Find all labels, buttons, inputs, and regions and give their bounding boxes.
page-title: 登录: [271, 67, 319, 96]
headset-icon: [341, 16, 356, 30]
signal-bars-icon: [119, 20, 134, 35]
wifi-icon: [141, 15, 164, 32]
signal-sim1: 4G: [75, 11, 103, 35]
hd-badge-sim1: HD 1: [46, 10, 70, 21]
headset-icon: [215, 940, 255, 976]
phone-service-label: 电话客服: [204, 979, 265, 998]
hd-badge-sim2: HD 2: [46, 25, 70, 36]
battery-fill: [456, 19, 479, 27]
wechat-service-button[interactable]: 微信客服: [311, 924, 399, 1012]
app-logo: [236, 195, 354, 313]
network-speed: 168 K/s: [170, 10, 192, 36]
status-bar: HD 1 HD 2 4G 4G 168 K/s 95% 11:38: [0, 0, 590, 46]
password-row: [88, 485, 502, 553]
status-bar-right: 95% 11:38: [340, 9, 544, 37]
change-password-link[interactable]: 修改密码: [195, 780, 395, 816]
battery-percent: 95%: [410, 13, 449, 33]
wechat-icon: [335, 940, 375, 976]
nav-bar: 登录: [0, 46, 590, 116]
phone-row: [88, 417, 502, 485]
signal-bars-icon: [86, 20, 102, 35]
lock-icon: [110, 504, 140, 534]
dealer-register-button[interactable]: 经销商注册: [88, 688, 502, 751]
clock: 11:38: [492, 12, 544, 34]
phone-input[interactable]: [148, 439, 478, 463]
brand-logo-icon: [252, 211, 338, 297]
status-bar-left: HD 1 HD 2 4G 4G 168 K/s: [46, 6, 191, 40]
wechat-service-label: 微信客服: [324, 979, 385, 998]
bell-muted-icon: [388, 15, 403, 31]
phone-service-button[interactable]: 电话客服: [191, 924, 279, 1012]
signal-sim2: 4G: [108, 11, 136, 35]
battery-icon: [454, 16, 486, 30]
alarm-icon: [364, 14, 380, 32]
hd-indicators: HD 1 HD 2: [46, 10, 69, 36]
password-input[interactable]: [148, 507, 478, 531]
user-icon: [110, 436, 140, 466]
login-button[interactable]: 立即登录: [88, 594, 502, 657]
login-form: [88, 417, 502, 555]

=-=-=

• [Do this] Copy the lines above word for word, starting with the first line and continuing through the line that contains "signal-sim1: 4G: [75, 11, 103, 35]", including that line.

• [Exercise solution]
Find all labels, buttons, inputs, and regions and give their bounding boxes.
page-title: 登录: [271, 67, 319, 96]
headset-icon: [341, 16, 356, 30]
signal-bars-icon: [119, 20, 134, 35]
wifi-icon: [141, 15, 164, 32]
signal-sim1: 4G: [75, 11, 103, 35]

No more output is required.